____ RECORDS FOR THIS EXERCISE

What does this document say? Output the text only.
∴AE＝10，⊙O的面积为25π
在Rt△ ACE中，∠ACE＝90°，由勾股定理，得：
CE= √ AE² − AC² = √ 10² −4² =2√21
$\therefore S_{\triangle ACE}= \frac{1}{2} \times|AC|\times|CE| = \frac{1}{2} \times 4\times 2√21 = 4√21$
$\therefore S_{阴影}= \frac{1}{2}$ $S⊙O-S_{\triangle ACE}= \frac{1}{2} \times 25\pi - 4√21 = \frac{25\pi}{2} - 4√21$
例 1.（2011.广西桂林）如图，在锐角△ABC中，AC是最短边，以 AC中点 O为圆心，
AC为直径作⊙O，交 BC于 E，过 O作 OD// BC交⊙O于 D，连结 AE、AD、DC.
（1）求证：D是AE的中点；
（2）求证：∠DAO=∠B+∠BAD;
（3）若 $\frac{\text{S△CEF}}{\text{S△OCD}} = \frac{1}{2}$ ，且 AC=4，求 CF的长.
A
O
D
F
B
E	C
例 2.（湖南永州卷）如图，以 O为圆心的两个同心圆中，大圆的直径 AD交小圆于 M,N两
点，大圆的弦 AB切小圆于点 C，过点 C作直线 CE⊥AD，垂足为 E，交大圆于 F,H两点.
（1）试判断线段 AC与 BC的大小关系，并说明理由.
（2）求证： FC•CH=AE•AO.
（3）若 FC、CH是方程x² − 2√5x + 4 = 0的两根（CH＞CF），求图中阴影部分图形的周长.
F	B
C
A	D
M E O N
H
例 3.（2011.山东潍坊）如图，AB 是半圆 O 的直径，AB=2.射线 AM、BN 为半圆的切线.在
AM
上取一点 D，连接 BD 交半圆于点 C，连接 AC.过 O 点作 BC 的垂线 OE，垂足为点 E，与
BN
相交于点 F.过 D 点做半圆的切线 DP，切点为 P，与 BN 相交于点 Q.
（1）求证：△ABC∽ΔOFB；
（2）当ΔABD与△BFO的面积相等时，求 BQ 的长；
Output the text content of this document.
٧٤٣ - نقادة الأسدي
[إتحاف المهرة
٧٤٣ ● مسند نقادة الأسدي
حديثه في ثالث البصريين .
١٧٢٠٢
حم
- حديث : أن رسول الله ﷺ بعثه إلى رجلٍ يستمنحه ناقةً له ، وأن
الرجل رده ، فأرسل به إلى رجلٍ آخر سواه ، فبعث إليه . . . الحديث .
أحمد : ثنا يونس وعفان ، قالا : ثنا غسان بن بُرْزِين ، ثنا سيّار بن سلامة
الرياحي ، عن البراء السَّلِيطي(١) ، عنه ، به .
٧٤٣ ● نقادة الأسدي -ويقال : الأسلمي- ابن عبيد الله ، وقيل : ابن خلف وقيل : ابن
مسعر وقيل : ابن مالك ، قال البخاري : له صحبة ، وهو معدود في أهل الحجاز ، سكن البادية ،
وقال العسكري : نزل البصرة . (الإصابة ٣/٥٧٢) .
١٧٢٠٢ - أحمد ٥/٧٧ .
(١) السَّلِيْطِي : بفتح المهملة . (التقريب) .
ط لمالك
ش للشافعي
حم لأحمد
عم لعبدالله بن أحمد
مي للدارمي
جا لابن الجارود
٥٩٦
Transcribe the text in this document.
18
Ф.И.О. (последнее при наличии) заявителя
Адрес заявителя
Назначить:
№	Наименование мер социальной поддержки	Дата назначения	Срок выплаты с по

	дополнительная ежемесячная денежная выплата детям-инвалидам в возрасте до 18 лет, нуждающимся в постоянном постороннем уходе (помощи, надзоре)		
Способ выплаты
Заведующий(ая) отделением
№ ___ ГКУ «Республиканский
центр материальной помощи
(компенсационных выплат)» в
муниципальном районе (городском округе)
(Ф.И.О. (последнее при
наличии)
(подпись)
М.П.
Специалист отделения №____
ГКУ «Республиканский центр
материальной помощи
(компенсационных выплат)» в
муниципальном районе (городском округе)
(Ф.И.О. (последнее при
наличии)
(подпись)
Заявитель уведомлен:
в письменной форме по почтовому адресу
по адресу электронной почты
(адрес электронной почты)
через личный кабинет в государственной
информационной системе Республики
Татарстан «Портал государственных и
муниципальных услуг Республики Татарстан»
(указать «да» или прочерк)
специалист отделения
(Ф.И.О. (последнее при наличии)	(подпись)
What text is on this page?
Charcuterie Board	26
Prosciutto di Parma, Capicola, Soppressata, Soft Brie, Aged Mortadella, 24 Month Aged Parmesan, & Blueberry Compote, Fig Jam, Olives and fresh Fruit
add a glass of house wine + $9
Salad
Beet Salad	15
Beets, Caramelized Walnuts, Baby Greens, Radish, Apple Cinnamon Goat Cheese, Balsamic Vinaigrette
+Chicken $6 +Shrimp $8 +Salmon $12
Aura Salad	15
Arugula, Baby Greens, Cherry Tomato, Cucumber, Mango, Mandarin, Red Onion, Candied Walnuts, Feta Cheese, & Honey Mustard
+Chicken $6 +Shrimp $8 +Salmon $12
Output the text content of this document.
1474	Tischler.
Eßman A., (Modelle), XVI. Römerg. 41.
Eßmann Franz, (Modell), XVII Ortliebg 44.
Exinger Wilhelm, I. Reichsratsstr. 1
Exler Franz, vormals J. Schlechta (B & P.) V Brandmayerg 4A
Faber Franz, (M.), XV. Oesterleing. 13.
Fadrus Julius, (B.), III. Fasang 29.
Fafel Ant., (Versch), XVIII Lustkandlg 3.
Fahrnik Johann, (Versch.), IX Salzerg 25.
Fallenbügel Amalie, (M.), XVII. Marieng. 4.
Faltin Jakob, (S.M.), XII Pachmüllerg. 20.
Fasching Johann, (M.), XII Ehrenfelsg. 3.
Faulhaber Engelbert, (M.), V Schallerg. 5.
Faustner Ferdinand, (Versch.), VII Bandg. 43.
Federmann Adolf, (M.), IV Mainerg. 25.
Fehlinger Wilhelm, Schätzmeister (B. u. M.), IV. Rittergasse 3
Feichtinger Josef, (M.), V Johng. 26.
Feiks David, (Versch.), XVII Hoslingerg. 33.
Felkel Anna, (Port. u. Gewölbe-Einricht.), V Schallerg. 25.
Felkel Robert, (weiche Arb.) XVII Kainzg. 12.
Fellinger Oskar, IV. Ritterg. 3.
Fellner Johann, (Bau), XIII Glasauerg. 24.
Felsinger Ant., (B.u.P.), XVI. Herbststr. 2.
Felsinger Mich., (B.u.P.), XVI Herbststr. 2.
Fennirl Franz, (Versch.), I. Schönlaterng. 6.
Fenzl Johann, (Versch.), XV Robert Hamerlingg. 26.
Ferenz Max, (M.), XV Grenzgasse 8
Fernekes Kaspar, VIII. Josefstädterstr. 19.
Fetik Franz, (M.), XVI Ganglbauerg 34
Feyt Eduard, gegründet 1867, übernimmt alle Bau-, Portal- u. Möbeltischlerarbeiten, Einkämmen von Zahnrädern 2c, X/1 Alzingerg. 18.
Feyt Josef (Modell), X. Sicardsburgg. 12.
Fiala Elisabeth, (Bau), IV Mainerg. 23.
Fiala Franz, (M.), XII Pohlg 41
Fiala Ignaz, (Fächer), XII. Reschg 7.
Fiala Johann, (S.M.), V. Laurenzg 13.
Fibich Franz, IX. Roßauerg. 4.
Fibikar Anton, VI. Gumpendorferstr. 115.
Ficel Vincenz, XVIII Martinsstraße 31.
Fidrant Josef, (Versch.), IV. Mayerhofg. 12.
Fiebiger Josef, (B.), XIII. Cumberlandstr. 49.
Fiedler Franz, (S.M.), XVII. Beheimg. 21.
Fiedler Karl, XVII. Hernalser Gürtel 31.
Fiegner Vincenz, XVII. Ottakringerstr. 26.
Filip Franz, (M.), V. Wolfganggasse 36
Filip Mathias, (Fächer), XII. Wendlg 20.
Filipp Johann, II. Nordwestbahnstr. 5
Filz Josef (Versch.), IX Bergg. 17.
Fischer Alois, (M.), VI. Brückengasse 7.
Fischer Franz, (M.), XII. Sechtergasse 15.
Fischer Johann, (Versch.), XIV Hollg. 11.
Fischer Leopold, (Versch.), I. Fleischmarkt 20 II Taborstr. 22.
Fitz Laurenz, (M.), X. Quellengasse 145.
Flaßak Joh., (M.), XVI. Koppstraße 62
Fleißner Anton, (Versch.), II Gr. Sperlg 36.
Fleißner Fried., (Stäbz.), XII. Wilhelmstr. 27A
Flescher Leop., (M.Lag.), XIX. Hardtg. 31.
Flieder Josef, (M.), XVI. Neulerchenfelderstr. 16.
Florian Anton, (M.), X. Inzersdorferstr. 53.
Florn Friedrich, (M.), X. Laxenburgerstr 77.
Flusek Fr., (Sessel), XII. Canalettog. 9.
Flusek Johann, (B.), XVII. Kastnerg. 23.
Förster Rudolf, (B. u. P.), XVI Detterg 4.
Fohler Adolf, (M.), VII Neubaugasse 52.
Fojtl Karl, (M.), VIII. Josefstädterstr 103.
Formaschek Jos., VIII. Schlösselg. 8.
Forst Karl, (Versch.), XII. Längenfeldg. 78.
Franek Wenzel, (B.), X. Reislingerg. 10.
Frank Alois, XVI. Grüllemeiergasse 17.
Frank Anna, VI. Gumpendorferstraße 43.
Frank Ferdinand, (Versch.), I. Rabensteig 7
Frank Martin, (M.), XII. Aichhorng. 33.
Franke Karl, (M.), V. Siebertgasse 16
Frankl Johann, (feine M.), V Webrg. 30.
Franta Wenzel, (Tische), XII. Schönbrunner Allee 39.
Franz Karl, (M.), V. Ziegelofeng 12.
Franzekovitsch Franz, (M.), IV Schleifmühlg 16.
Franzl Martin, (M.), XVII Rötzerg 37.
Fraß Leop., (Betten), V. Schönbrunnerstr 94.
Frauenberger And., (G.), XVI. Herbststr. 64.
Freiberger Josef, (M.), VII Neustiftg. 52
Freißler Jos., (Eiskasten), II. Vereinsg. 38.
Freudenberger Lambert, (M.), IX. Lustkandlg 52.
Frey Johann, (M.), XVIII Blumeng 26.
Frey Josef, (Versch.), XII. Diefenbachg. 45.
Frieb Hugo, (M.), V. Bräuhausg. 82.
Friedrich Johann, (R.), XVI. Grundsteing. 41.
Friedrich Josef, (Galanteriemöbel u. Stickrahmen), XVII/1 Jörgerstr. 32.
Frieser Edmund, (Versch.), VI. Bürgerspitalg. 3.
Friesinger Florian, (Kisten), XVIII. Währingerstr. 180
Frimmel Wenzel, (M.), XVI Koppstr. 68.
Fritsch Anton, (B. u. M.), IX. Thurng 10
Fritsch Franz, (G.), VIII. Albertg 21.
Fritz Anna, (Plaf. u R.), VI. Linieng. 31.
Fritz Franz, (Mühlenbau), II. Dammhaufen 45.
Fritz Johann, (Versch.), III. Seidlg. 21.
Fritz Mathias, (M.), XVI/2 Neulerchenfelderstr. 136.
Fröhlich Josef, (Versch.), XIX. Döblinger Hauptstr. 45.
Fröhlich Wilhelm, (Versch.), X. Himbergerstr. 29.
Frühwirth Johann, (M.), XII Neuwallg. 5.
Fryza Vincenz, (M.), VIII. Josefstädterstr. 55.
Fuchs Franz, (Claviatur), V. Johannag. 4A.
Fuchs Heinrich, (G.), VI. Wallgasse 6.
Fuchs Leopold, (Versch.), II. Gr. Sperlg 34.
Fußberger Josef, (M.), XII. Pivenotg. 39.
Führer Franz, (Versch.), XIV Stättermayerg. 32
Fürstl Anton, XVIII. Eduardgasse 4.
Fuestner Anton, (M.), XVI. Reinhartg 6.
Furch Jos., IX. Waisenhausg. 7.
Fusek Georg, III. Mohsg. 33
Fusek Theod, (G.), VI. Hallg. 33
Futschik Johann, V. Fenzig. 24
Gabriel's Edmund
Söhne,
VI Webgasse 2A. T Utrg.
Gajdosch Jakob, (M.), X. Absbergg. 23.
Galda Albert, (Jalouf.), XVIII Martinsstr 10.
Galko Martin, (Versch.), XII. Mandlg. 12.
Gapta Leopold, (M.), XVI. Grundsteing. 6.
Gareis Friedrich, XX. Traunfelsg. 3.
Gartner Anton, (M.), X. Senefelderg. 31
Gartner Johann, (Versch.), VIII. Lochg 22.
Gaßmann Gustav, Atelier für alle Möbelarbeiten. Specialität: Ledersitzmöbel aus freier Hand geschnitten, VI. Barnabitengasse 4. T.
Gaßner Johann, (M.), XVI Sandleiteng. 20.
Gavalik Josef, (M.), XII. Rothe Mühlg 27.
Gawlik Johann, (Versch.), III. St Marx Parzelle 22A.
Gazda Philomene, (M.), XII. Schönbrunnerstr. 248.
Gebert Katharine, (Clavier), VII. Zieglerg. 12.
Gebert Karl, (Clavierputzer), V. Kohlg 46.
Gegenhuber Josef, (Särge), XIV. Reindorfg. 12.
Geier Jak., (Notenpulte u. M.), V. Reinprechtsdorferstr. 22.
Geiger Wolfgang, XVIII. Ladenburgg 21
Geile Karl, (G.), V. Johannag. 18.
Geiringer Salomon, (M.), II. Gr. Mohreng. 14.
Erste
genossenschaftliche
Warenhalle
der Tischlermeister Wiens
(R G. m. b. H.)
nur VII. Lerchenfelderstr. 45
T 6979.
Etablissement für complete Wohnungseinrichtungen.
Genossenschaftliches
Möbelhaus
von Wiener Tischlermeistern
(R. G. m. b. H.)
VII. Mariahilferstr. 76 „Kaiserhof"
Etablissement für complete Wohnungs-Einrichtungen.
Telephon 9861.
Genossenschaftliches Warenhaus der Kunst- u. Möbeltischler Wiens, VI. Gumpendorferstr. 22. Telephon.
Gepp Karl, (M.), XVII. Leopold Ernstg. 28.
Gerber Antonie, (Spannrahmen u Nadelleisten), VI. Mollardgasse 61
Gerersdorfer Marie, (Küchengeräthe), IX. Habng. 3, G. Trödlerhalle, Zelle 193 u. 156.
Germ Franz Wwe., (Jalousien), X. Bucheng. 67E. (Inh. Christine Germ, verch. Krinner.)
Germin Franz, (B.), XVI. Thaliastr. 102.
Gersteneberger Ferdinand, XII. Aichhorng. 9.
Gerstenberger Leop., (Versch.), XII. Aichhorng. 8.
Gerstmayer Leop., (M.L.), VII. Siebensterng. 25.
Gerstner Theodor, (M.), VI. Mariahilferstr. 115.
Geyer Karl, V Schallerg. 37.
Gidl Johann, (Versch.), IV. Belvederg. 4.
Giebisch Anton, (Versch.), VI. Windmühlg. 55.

________

■ **SHORT EXERCISE**: Count how many lines contain "Fischer" and give only that count.

■ **OUTPUT OF THE TASK**: 4